### Task requirements
Set down the material below word for word, excluding the pictures.

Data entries
● ● ● ● ● ● ●

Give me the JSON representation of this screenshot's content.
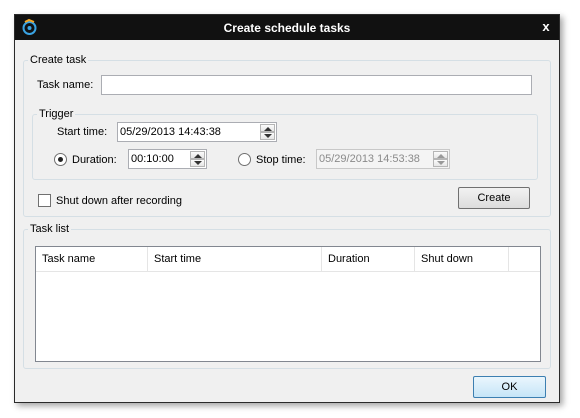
{
  "window": {
    "title": "Create schedule tasks",
    "close_label": "x"
  },
  "create_task": {
    "group_label": "Create task",
    "task_name_label": "Task name:",
    "task_name_value": "",
    "trigger": {
      "group_label": "Trigger",
      "start_time_label": "Start time:",
      "start_time_value": "05/29/2013 14:43:38",
      "duration_label": "Duration:",
      "duration_value": "00:10:00",
      "duration_selected": true,
      "stop_time_label": "Stop time:",
      "stop_time_value": "05/29/2013 14:53:38",
      "stop_time_selected": false
    },
    "shutdown_label": "Shut down after recording",
    "shutdown_checked": false,
    "create_button": "Create"
  },
  "task_list": {
    "group_label": "Task list",
    "columns": [
      "Task name",
      "Start time",
      "Duration",
      "Shut down"
    ],
    "rows": []
  },
  "ok_button": "OK",
  "colors": {
    "titlebar": "#111111",
    "dialog_bg": "#f0f0f0",
    "icon_accent": "#3aa3e3",
    "icon_orange": "#f5a623"
  }
}
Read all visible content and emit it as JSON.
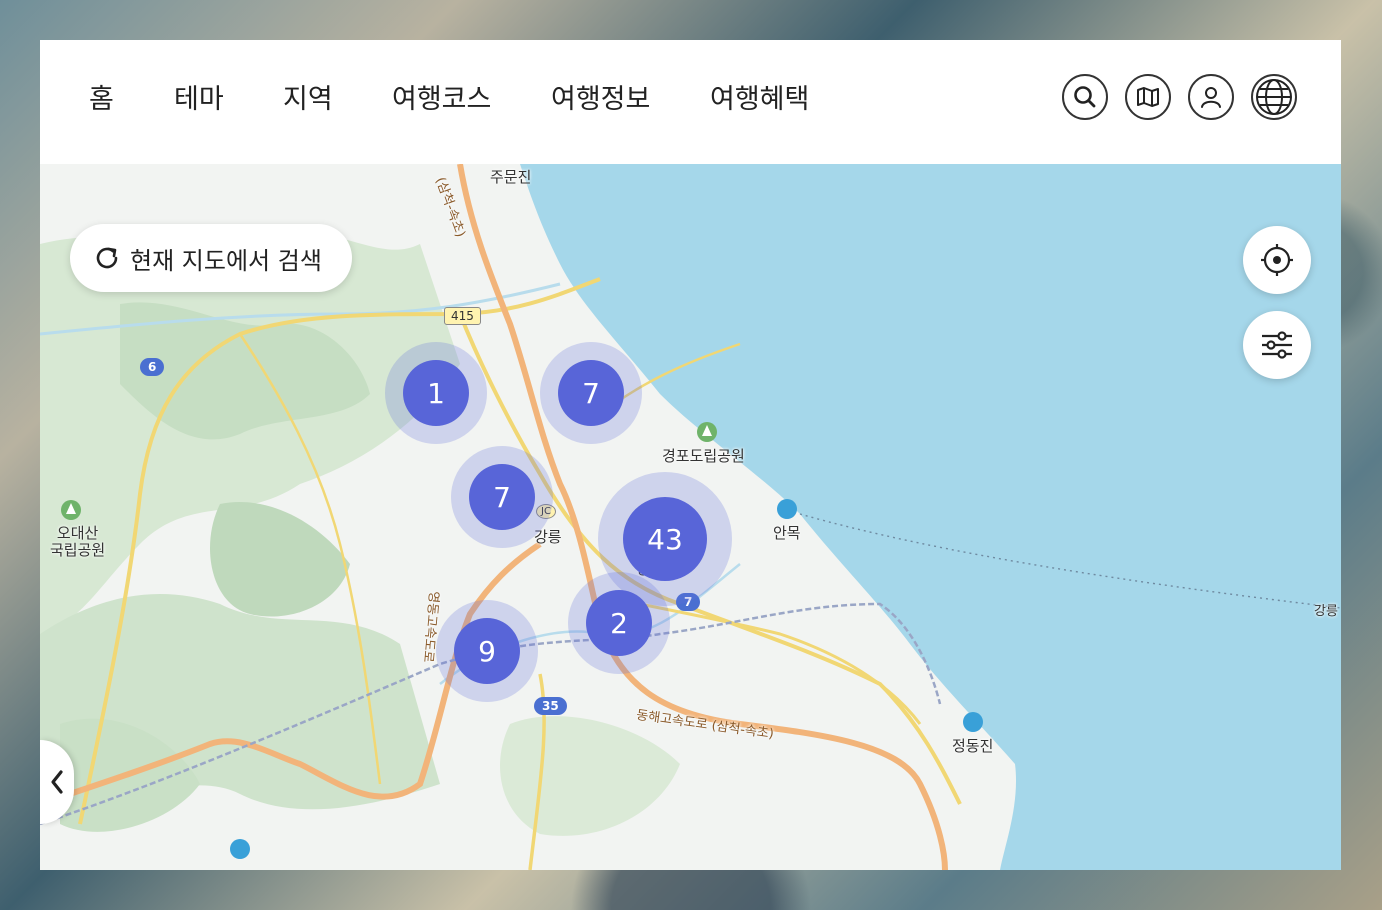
{
  "nav": {
    "items": [
      "홈",
      "테마",
      "지역",
      "여행코스",
      "여행정보",
      "여행혜택"
    ]
  },
  "header_icons": [
    "search-icon",
    "map-icon",
    "user-icon",
    "globe-icon"
  ],
  "map": {
    "search_here_label": "현재 지도에서 검색",
    "clusters": [
      {
        "count": "1"
      },
      {
        "count": "7"
      },
      {
        "count": "7"
      },
      {
        "count": "43"
      },
      {
        "count": "2"
      },
      {
        "count": "9"
      }
    ],
    "place_labels": {
      "jumunjin": "주문진",
      "gyeongpo": "경포도립공원",
      "odaesan_line1": "오대산",
      "odaesan_line2": "국립공원",
      "anmok": "안목",
      "gangneung_jc": "강릉",
      "gangneung_city": "강릉",
      "jeongdongjin": "정동진",
      "gangneung_ferry": "강릉",
      "donghae_expressway": "동해고속도로 (삼척-속초)",
      "north_expressway": "(삼척-속초)",
      "yeongdong_expressway": "영동고속도로"
    },
    "road_badges": {
      "route6": "6",
      "route415": "415",
      "route7": "7",
      "route35": "35",
      "jc": "JC"
    },
    "colors": {
      "sea": "#a5d7ea",
      "land": "#f2f4f2",
      "forest": "#cfe3cc",
      "expressway": "#f2b47a",
      "national_road": "#f1d774",
      "cluster": "#5865d8"
    }
  }
}
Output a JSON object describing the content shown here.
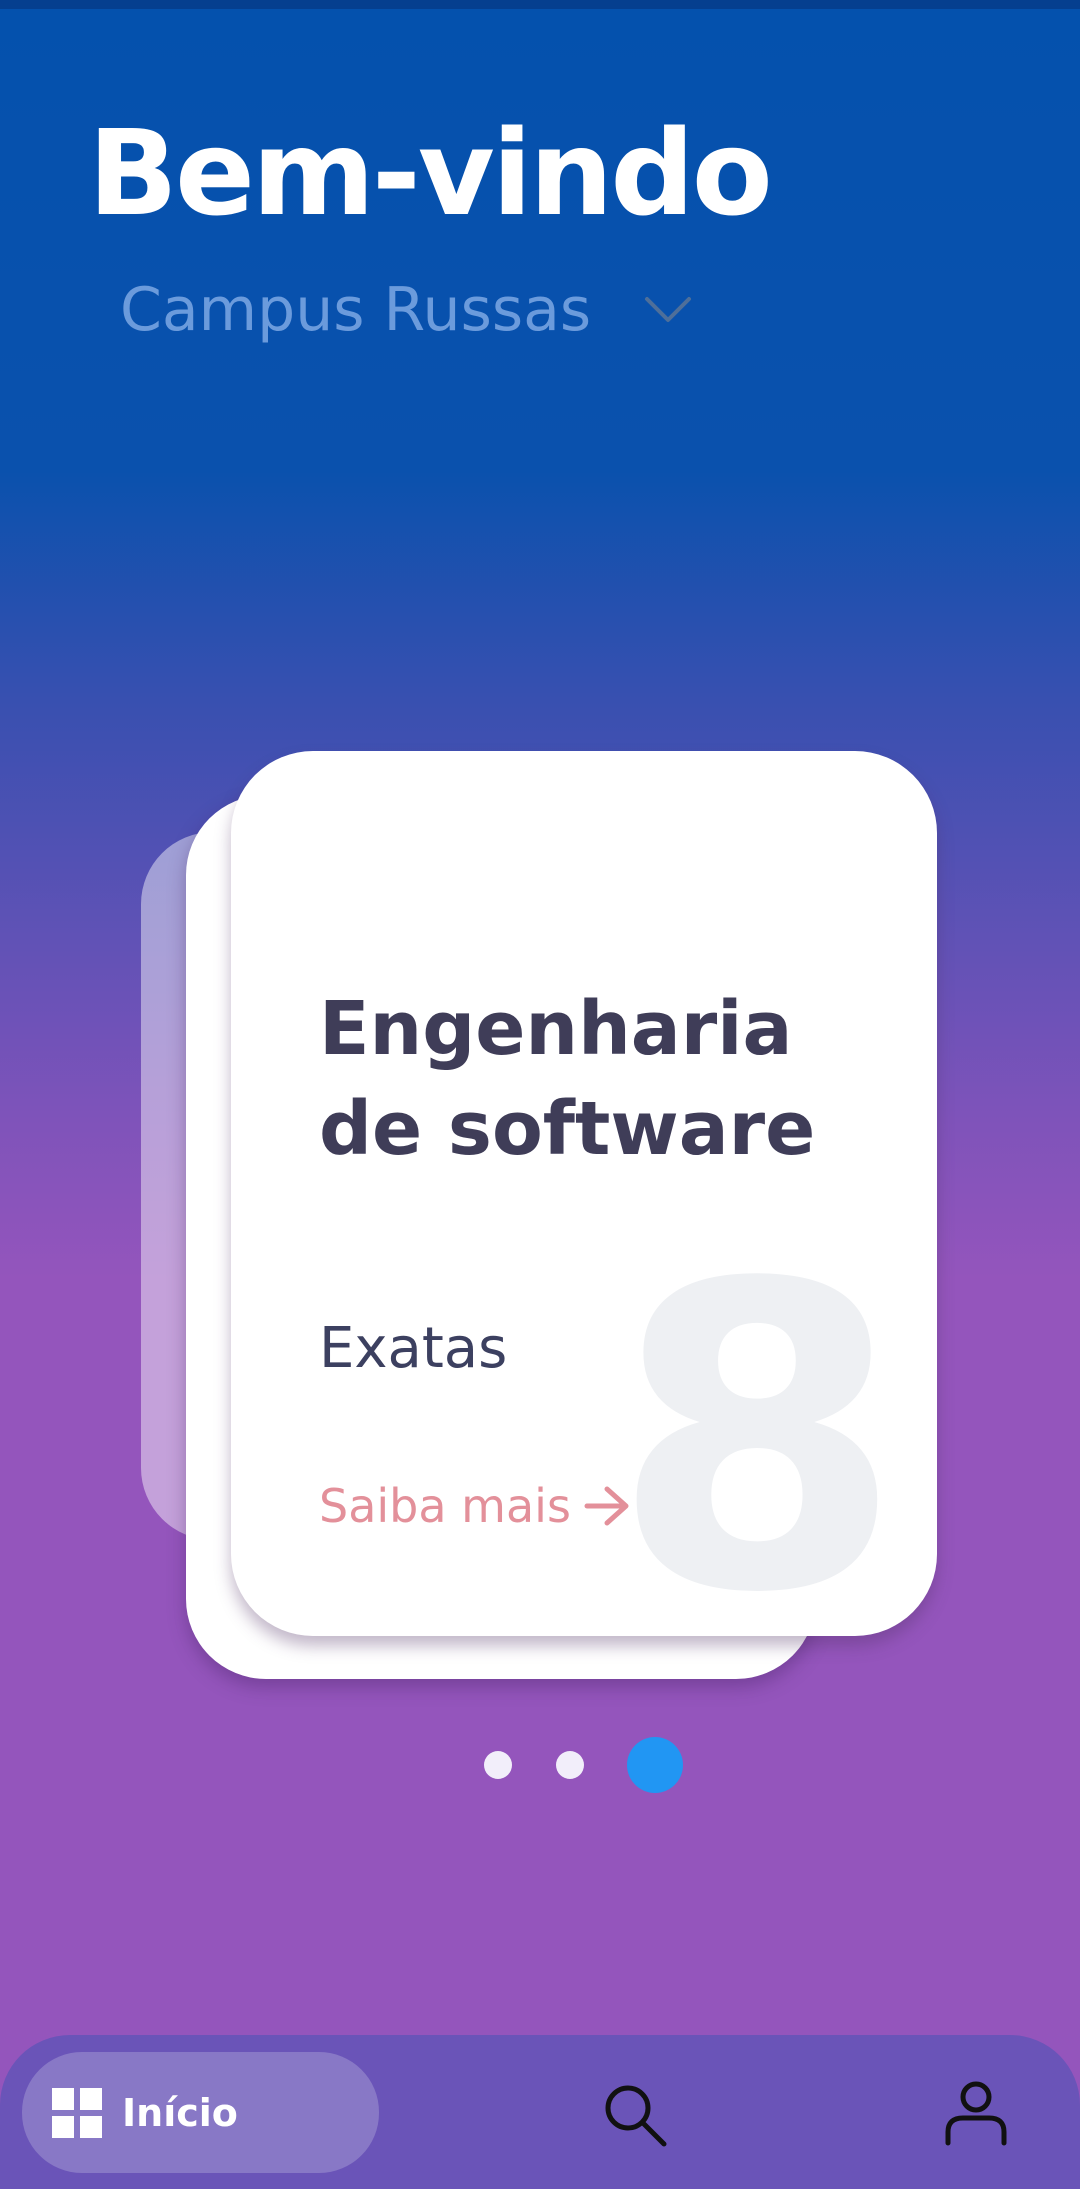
{
  "header": {
    "title": "Bem-vindo",
    "campus": "Campus Russas"
  },
  "card": {
    "course_name": "Engenharia de software",
    "area": "Exatas",
    "number": "8",
    "more_label": "Saiba mais"
  },
  "pager": {
    "total": 3,
    "active_index": 3
  },
  "bottom_nav": {
    "home_label": "Início",
    "items": [
      "grid-icon",
      "search-icon",
      "user-icon"
    ]
  },
  "colors": {
    "gradient_top": "#0451ad",
    "gradient_bottom": "#9455bc",
    "active_dot": "#2196f3",
    "link": "#e3909a",
    "nav_bar": "#6a54b8"
  }
}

● ● ● ● ● ● ●

### Result for this task
Give me the JSON representation of this screenshot's content.
{
  "window": {
    "title": "Create schedule tasks",
    "close_label": "x"
  },
  "create_task": {
    "group_label": "Create task",
    "task_name_label": "Task name:",
    "task_name_value": "",
    "trigger": {
      "group_label": "Trigger",
      "start_time_label": "Start time:",
      "start_time_value": "05/29/2013 14:43:38",
      "duration_label": "Duration:",
      "duration_value": "00:10:00",
      "duration_selected": true,
      "stop_time_label": "Stop time:",
      "stop_time_value": "05/29/2013 14:53:38",
      "stop_time_selected": false
    },
    "shutdown_label": "Shut down after recording",
    "shutdown_checked": false,
    "create_button": "Create"
  },
  "task_list": {
    "group_label": "Task list",
    "columns": [
      "Task name",
      "Start time",
      "Duration",
      "Shut down"
    ],
    "rows": []
  },
  "ok_button": "OK",
  "colors": {
    "titlebar": "#111111",
    "dialog_bg": "#f0f0f0",
    "icon_accent": "#3aa3e3",
    "icon_orange": "#f5a623"
  }
}
Read all visible content and emit it as JSON.
{
  "nav": {
    "items": [
      "홈",
      "테마",
      "지역",
      "여행코스",
      "여행정보",
      "여행혜택"
    ]
  },
  "header_icons": [
    "search-icon",
    "map-icon",
    "user-icon",
    "globe-icon"
  ],
  "map": {
    "search_here_label": "현재 지도에서 검색",
    "clusters": [
      {
        "count": "1"
      },
      {
        "count": "7"
      },
      {
        "count": "7"
      },
      {
        "count": "43"
      },
      {
        "count": "2"
      },
      {
        "count": "9"
      }
    ],
    "place_labels": {
      "jumunjin": "주문진",
      "gyeongpo": "경포도립공원",
      "odaesan_line1": "오대산",
      "odaesan_line2": "국립공원",
      "anmok": "안목",
      "gangneung_jc": "강릉",
      "gangneung_city": "강릉",
      "jeongdongjin": "정동진",
      "gangneung_ferry": "강릉",
      "donghae_expressway": "동해고속도로 (삼척-속초)",
      "north_expressway": "(삼척-속초)",
      "yeongdong_expressway": "영동고속도로"
    },
    "road_badges": {
      "route6": "6",
      "route415": "415",
      "route7": "7",
      "route35": "35",
      "jc": "JC"
    },
    "colors": {
      "sea": "#a5d7ea",
      "land": "#f2f4f2",
      "forest": "#cfe3cc",
      "expressway": "#f2b47a",
      "national_road": "#f1d774",
      "cluster": "#5865d8"
    }
  }
}
Output a JSON object describing the content shown here.
{
  "header": {
    "title": "Bem-vindo",
    "campus": "Campus Russas"
  },
  "card": {
    "course_name": "Engenharia de software",
    "area": "Exatas",
    "number": "8",
    "more_label": "Saiba mais"
  },
  "pager": {
    "total": 3,
    "active_index": 3
  },
  "bottom_nav": {
    "home_label": "Início",
    "items": [
      "grid-icon",
      "search-icon",
      "user-icon"
    ]
  },
  "colors": {
    "gradient_top": "#0451ad",
    "gradient_bottom": "#9455bc",
    "active_dot": "#2196f3",
    "link": "#e3909a",
    "nav_bar": "#6a54b8"
  }
}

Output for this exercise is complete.